* [Aim]:
How many lines of these entries hold the string "незавершенного"? Reply with the number alone.

* [Entries provided]:
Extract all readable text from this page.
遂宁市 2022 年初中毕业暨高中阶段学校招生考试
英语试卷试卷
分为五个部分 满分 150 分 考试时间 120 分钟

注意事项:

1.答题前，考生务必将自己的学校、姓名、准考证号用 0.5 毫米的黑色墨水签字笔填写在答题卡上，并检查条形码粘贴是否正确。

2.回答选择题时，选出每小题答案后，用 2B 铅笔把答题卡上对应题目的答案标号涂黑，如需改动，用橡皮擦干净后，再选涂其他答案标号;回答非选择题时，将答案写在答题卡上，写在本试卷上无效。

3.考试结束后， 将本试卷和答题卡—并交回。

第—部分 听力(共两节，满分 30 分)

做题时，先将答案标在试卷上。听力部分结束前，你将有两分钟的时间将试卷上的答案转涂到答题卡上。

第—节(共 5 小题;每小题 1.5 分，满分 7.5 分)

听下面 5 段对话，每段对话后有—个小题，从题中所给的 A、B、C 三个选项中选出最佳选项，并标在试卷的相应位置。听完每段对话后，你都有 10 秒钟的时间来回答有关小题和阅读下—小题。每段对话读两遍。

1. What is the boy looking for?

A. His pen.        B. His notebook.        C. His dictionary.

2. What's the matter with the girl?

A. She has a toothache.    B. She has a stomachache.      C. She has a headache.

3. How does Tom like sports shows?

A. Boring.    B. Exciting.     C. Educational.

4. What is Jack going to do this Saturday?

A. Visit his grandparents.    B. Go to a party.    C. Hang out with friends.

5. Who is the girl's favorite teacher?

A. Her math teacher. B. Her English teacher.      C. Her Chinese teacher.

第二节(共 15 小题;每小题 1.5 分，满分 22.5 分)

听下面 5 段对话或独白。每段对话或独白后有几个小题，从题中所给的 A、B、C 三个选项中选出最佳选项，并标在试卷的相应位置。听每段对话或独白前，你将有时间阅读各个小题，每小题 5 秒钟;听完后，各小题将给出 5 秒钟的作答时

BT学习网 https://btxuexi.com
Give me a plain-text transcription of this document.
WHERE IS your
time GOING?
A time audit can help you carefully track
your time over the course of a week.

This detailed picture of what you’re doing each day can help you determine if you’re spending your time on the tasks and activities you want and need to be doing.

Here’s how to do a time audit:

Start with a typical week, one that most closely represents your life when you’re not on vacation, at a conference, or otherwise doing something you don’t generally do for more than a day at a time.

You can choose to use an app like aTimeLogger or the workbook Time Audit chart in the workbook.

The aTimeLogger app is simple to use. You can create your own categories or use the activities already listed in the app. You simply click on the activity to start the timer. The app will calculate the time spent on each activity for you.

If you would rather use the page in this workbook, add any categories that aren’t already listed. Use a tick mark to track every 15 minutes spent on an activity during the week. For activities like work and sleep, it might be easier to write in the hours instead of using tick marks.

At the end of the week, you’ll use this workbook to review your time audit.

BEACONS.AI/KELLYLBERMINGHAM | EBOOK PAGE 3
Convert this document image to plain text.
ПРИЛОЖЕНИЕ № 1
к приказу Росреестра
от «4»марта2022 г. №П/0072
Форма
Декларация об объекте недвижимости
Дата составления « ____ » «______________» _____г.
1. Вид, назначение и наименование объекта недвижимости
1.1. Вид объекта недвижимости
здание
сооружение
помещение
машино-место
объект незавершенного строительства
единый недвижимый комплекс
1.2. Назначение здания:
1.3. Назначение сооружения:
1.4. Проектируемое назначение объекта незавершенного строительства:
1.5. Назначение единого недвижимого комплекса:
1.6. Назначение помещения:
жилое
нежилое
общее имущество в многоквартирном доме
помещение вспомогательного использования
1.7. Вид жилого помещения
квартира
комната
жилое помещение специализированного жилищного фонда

* [Written solution]:
2